TASK PROMPT:
Return all lines where the word "الأمة" can be found.

Records:
## Start
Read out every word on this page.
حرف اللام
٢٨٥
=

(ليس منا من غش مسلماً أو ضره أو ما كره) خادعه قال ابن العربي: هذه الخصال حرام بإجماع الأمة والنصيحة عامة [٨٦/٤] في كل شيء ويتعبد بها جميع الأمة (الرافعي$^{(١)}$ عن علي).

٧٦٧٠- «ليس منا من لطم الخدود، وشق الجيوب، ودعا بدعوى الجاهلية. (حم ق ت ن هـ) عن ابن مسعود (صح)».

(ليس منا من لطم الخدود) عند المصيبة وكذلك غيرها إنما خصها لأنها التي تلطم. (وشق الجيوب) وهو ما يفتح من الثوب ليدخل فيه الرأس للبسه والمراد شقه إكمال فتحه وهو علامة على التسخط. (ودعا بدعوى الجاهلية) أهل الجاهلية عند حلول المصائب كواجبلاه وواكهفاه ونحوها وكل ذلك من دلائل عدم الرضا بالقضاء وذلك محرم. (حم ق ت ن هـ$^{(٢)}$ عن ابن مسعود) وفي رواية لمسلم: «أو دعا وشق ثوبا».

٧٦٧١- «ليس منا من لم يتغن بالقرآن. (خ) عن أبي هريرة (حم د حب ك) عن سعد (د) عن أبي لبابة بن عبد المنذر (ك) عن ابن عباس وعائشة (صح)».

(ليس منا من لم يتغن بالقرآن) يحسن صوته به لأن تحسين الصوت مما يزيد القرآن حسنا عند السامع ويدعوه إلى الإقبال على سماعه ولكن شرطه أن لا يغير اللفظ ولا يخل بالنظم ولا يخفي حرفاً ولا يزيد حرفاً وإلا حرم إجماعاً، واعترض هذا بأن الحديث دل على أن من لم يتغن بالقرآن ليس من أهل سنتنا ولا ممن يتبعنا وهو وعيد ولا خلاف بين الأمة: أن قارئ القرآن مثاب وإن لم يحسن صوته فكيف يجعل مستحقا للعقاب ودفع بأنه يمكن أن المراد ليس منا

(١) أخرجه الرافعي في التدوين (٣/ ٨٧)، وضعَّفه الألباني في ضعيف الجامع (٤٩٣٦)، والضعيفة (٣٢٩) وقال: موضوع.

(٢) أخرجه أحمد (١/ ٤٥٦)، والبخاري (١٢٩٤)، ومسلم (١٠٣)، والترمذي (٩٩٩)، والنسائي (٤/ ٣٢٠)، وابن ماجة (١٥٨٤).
## End
COMPLETED EXERCISE:
(ليس منا من غش مسلماً أو ضره أو ما كره) خادعه قال ابن العربي: هذه الخصال حرام بإجماع الأمة والنصيحة عامة [٨٦/٤] في كل شيء ويتعبد بها جميع الأمة (الرافعي$^{(١)}$ عن علي).
(ليس منا من لم يتغن بالقرآن) يحسن صوته به لأن تحسين الصوت مما يزيد القرآن حسنا عند السامع ويدعوه إلى الإقبال على سماعه ولكن شرطه أن لا يغير اللفظ ولا يخل بالنظم ولا يخفي حرفاً ولا يزيد حرفاً وإلا حرم إجماعاً، واعترض هذا بأن الحديث دل على أن من لم يتغن بالقرآن ليس من أهل سنتنا ولا ممن يتبعنا وهو وعيد ولا خلاف بين الأمة: أن قارئ القرآن مثاب وإن لم يحسن صوته فكيف يجعل مستحقا للعقاب ودفع بأنه يمكن أن المراد ليس منا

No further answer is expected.